● Task brief:
Copy each line of the entries beneath that contains the word "Кевин".
-- Data supplied start --
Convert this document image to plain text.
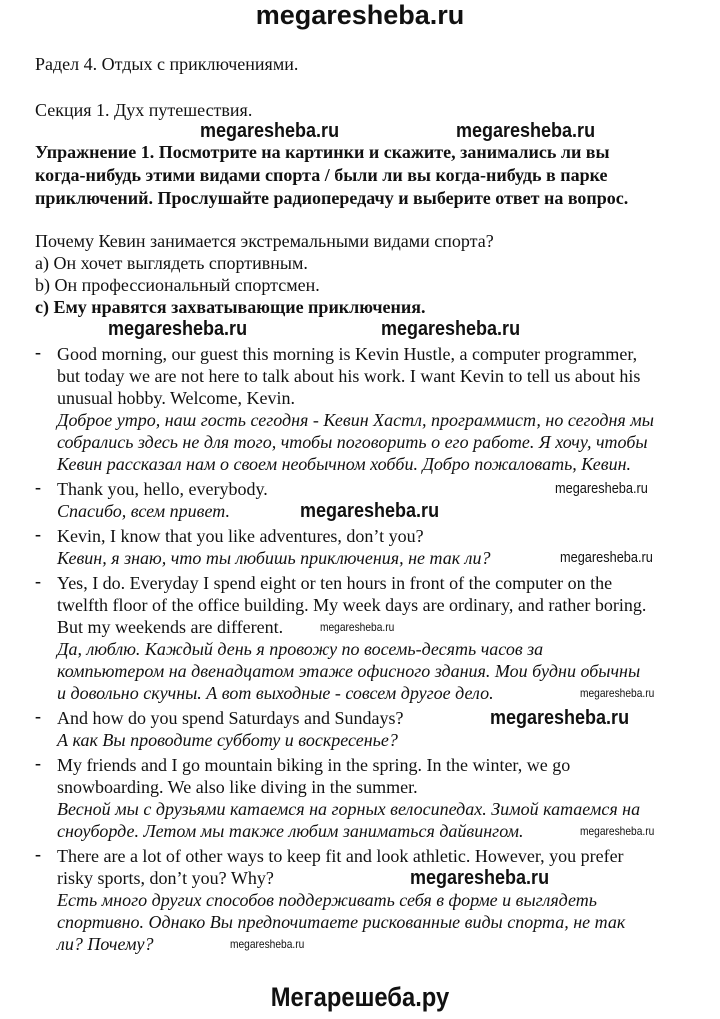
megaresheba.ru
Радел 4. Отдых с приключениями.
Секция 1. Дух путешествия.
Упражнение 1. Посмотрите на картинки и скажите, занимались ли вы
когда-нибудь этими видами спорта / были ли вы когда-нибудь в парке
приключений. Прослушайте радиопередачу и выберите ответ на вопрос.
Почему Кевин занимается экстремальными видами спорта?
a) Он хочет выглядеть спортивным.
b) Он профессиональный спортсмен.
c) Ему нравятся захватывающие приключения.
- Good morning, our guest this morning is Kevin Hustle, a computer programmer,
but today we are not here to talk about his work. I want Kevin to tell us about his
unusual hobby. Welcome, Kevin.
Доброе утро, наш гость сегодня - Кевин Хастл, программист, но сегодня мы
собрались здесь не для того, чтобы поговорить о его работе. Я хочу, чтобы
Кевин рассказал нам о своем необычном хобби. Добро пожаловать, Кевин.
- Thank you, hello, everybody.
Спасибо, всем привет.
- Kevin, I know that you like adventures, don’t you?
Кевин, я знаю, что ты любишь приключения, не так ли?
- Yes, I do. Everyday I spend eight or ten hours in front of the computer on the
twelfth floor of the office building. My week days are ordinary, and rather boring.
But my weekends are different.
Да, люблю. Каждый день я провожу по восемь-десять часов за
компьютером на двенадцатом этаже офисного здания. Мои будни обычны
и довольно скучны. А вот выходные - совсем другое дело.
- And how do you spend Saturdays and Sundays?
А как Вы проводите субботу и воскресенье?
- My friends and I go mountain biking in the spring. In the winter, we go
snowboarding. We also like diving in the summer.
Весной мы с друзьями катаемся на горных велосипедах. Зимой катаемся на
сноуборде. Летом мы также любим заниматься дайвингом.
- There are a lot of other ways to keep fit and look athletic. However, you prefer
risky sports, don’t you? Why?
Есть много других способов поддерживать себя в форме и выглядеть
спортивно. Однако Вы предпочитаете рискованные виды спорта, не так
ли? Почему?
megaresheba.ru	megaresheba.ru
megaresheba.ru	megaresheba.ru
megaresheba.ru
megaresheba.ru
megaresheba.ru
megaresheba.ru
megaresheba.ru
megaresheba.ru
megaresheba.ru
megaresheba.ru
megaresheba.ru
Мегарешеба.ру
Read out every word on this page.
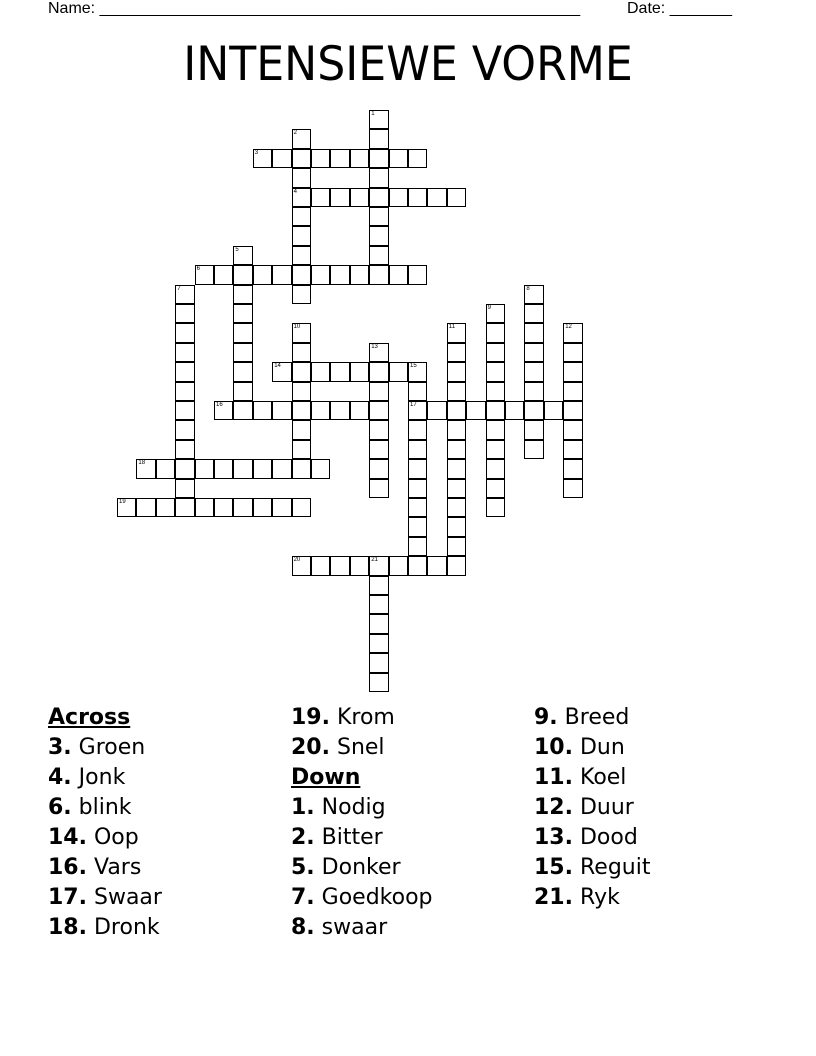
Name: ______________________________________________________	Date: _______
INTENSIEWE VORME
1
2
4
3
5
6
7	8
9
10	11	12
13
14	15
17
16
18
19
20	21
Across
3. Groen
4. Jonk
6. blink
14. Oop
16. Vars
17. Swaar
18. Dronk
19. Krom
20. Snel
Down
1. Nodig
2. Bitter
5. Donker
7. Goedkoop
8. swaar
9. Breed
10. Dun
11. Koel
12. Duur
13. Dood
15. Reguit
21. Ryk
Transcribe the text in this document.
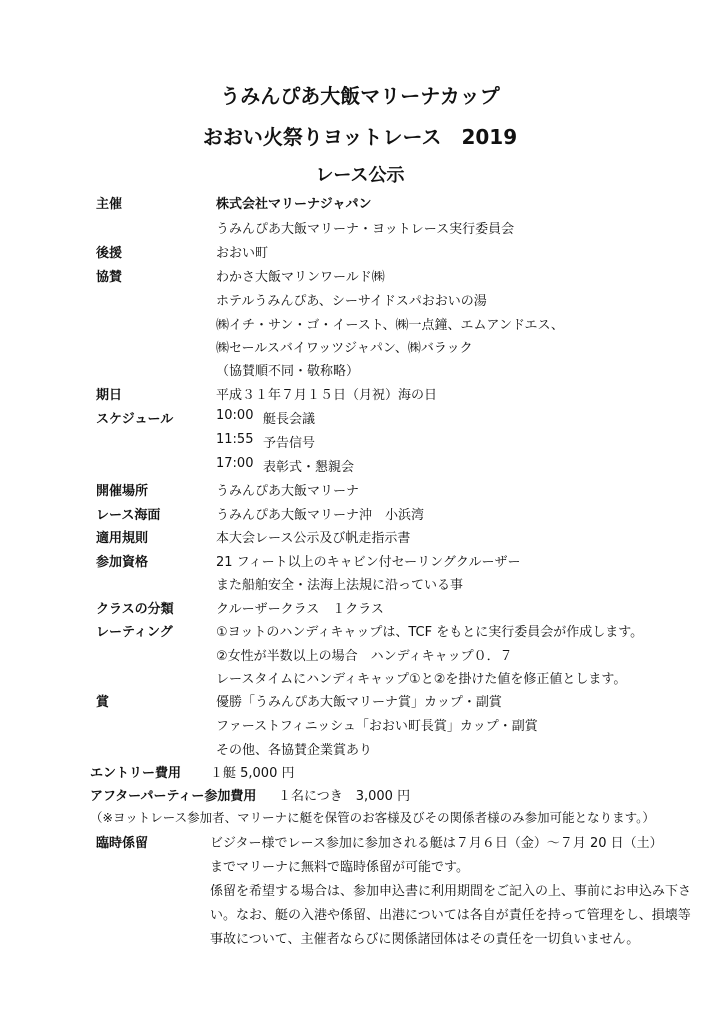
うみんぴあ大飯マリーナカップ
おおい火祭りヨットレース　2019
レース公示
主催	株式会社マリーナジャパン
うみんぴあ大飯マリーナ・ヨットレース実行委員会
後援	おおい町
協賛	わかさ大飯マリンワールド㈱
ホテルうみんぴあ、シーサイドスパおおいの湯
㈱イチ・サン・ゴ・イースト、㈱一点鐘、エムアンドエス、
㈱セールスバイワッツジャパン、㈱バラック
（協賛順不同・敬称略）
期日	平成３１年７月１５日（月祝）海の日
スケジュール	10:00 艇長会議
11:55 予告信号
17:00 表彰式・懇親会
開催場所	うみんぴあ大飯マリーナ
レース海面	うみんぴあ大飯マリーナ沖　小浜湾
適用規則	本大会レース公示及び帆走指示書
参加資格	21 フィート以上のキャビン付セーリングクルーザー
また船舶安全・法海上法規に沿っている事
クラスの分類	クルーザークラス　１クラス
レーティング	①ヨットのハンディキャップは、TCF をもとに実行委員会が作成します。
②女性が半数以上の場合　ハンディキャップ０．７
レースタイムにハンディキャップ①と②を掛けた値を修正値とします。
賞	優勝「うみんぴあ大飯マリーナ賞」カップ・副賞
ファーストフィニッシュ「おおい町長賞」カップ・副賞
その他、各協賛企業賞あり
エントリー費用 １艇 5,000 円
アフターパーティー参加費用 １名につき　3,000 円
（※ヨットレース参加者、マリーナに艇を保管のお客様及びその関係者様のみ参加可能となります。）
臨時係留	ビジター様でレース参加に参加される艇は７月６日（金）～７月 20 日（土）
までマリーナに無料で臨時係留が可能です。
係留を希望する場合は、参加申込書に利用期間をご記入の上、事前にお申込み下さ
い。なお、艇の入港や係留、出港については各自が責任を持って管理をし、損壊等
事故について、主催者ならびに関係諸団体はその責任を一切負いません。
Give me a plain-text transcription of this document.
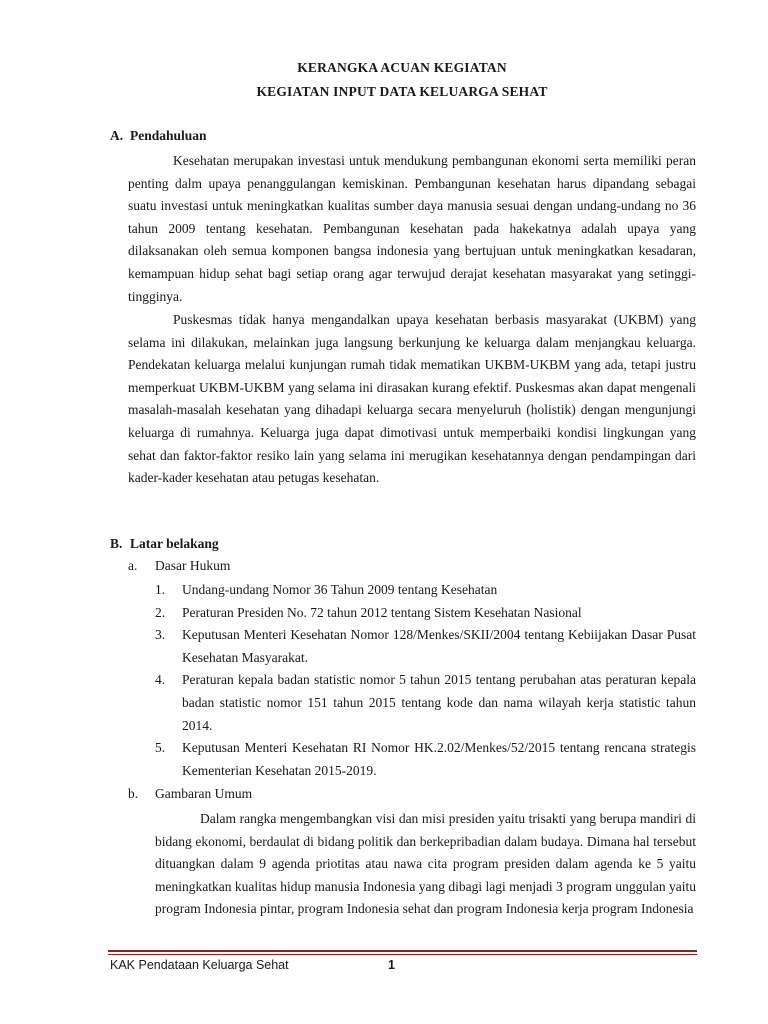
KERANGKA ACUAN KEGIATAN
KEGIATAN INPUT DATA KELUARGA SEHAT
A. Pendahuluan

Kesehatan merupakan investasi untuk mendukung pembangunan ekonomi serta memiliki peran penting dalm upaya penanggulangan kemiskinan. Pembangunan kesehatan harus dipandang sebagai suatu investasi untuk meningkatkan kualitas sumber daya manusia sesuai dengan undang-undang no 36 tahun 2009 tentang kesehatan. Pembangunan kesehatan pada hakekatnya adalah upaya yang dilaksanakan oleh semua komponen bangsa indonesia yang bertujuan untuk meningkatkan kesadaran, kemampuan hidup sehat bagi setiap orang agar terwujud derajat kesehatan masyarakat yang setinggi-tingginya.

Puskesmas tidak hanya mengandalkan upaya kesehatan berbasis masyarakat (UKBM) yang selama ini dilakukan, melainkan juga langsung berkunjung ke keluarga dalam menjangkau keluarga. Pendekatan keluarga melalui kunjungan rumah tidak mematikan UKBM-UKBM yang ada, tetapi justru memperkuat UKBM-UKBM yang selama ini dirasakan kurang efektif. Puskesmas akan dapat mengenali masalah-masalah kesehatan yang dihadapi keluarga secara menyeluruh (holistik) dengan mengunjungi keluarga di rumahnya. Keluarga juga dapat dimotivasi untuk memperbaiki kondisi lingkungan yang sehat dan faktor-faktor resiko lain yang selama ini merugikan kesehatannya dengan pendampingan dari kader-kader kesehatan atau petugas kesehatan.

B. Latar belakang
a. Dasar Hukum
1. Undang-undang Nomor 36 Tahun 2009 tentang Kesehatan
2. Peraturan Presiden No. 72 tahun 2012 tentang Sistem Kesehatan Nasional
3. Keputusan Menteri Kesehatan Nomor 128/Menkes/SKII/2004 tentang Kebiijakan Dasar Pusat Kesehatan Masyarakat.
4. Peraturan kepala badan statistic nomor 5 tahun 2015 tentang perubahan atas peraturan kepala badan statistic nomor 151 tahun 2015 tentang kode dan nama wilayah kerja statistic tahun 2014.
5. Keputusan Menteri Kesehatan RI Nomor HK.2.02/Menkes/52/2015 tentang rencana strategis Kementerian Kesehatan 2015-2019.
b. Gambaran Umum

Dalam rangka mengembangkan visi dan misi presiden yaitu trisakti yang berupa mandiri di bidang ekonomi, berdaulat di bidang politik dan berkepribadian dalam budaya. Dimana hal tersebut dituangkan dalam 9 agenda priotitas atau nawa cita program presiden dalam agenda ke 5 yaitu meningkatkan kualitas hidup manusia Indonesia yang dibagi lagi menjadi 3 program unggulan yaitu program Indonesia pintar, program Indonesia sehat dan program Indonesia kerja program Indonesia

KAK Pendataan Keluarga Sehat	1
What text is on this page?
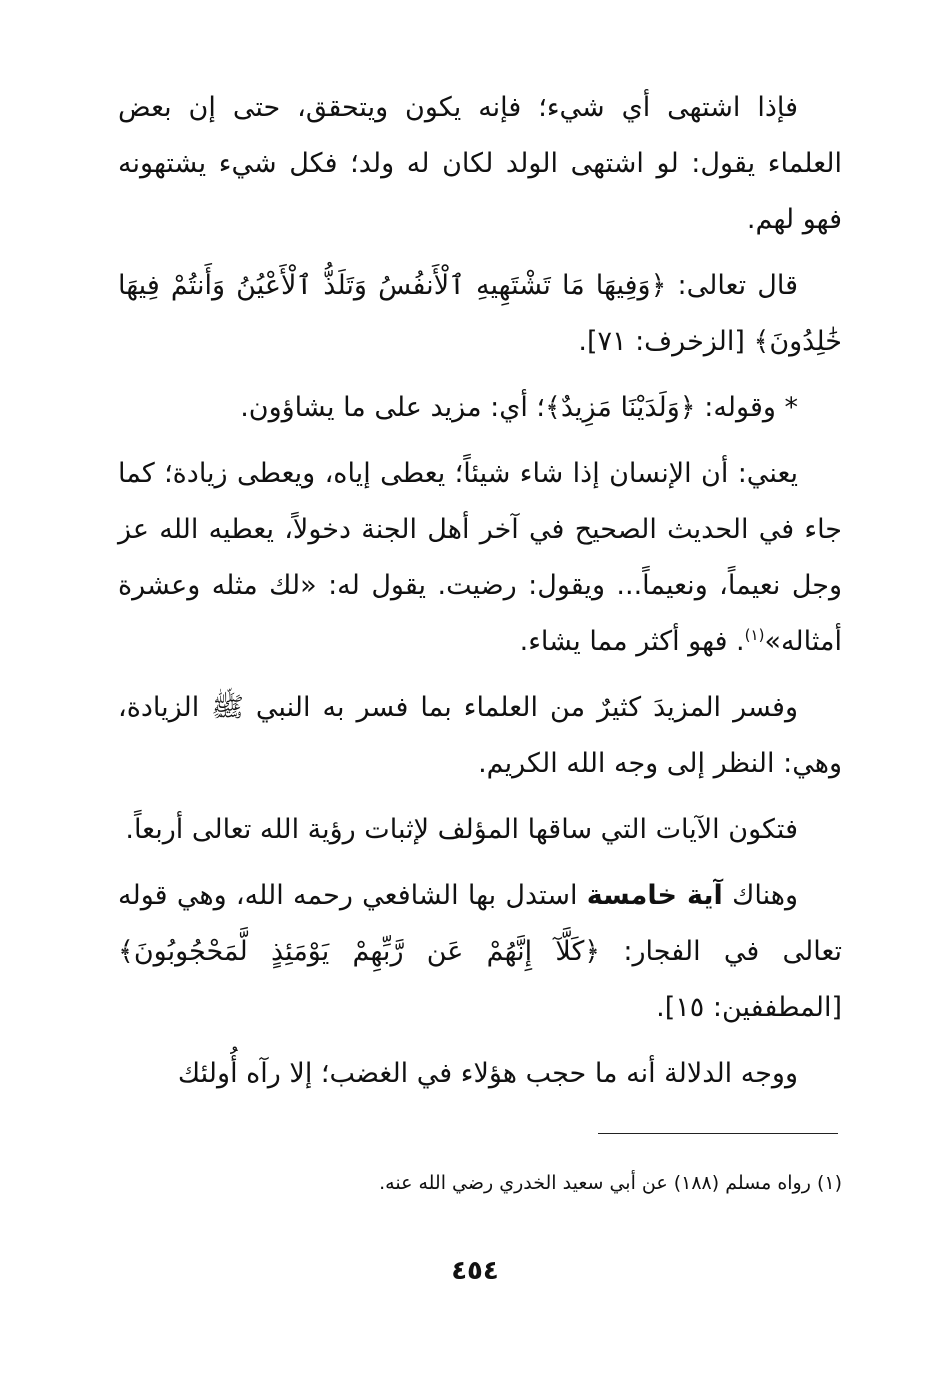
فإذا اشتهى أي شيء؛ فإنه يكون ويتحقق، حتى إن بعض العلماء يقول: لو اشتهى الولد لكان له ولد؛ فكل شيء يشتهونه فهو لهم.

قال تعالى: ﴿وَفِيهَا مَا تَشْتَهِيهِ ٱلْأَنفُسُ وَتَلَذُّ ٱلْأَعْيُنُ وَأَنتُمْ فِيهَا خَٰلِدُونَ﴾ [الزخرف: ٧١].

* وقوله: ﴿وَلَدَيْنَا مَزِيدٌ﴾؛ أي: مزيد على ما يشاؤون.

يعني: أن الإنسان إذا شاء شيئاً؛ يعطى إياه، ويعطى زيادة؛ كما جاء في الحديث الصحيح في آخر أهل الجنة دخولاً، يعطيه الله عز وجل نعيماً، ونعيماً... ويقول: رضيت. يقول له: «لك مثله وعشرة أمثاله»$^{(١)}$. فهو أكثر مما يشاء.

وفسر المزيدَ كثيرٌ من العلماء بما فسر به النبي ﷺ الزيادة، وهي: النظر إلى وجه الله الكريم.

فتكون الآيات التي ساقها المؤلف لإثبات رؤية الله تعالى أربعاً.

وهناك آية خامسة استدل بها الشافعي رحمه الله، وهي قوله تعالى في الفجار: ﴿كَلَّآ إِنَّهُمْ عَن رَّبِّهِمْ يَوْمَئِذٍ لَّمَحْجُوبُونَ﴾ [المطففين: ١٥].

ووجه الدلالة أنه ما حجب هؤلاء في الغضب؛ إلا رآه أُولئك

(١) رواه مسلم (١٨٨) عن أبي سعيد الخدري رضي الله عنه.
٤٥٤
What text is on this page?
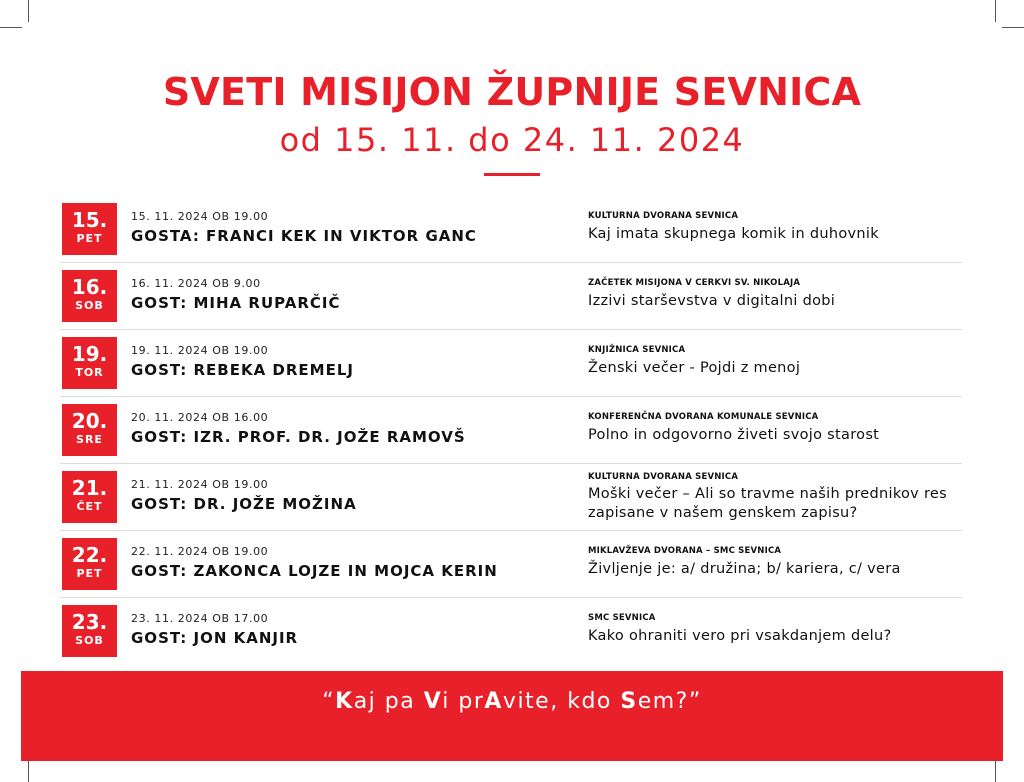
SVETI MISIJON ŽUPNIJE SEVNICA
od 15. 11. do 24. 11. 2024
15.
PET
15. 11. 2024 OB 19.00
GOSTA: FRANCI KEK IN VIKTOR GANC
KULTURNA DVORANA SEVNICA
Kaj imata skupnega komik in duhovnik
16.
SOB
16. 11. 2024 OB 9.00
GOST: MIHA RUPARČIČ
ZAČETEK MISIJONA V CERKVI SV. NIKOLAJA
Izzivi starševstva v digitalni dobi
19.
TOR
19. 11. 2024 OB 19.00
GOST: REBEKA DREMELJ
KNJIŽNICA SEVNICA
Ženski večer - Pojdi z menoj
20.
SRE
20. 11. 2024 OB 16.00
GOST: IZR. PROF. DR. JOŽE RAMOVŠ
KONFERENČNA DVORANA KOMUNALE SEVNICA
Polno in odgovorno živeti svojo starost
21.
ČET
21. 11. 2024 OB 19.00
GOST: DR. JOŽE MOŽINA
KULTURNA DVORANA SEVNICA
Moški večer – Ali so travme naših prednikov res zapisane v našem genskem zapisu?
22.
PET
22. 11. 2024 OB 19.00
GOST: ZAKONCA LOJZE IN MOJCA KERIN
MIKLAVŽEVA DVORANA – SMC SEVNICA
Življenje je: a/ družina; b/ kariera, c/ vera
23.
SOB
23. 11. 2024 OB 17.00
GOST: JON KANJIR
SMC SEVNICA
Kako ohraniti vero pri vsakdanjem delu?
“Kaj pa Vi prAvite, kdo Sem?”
-- Data supplied end --
● Completed exercise:
Почему Кевин занимается экстремальными видами спорта?
Доброе утро, наш гость сегодня - Кевин Хастл, программист, но сегодня мы
Кевин рассказал нам о своем необычном хобби. Добро пожаловать, Кевин.
Кевин, я знаю, что ты любишь приключения, не так ли?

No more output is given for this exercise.